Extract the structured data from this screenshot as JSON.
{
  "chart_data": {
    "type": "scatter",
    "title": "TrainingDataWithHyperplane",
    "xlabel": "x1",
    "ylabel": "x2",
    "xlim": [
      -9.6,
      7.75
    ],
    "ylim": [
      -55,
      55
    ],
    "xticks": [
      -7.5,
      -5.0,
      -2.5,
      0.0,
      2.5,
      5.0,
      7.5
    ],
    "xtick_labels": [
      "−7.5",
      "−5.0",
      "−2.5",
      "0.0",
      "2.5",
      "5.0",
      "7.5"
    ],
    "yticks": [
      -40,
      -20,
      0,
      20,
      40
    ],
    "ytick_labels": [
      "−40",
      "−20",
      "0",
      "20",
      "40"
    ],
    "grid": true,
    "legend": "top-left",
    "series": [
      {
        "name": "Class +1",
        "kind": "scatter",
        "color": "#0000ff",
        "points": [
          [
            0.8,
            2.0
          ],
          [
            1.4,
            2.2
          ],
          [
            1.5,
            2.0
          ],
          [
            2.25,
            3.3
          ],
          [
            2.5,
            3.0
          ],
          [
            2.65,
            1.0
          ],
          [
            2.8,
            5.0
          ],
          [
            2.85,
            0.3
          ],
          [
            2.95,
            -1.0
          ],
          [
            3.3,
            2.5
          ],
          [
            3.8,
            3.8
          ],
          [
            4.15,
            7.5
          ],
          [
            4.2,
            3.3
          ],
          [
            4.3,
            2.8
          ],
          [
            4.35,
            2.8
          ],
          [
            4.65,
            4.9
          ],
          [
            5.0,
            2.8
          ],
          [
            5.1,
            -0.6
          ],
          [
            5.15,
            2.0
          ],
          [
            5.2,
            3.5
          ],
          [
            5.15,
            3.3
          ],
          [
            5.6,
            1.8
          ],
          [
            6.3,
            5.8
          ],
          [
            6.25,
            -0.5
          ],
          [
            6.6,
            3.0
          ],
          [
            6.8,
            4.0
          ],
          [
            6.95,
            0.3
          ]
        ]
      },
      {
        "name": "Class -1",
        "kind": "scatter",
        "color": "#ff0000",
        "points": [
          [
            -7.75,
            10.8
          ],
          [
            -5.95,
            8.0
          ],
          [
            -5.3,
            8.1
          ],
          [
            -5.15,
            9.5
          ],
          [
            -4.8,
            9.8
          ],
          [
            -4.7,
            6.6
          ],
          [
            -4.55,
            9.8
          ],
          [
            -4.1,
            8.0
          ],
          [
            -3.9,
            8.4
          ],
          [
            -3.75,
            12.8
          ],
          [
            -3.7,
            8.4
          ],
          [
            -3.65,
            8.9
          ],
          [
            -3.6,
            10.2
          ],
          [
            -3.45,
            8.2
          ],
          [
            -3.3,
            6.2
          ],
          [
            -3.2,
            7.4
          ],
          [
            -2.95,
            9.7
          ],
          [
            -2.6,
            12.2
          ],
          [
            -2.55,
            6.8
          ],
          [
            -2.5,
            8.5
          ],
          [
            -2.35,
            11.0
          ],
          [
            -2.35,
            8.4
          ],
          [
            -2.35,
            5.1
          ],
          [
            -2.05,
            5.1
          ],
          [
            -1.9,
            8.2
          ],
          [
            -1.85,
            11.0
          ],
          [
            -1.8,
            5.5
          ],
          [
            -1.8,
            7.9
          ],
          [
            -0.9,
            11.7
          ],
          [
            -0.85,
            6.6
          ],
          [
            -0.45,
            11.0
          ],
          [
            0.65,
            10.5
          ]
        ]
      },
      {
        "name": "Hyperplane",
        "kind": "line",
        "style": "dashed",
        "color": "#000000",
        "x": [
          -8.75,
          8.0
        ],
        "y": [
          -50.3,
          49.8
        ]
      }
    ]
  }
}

-- WORK TO COMPLETE --
Copy all the lines above that hold the string "name".

-- SOLUTION FOR THIS EXERCISE --
        "name": "Class +1",
        "name": "Class -1",
        "name": "Hyperplane",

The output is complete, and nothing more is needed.